>> start

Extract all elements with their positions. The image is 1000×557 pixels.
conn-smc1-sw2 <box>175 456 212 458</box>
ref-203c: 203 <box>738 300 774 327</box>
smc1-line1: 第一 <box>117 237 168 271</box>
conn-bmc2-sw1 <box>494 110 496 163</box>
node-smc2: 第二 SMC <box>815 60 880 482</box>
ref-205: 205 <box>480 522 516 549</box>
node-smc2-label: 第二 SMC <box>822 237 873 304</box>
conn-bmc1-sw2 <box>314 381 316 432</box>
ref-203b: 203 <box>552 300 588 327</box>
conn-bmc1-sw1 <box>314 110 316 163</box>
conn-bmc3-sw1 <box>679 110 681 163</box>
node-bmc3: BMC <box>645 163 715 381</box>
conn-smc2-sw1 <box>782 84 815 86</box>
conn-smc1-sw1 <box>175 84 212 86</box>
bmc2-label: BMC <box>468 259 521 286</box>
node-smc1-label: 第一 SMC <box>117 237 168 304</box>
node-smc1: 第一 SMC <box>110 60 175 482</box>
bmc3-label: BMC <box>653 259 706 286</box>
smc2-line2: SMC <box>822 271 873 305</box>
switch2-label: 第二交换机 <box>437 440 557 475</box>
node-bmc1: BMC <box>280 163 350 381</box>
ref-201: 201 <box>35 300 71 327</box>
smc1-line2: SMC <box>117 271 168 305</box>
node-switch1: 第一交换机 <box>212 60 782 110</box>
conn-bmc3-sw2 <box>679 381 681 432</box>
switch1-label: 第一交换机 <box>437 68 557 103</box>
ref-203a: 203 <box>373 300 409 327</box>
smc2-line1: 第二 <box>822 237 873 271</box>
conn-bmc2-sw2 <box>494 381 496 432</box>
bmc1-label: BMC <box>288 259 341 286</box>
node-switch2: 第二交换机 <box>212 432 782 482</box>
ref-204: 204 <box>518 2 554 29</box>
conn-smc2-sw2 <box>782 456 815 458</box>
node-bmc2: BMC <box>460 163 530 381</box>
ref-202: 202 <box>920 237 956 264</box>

>> end

Please retype the listing above exactly, from its first line through the line that contains "ref-205: 205 <box>480 522 516 549</box>", including that line.

- **EXERCISE SOLUTION**:
Extract all elements with their positions. The image is 1000×557 pixels.
conn-smc1-sw2 <box>175 456 212 458</box>
ref-203c: 203 <box>738 300 774 327</box>
smc1-line1: 第一 <box>117 237 168 271</box>
conn-bmc2-sw1 <box>494 110 496 163</box>
node-smc2: 第二 SMC <box>815 60 880 482</box>
ref-205: 205 <box>480 522 516 549</box>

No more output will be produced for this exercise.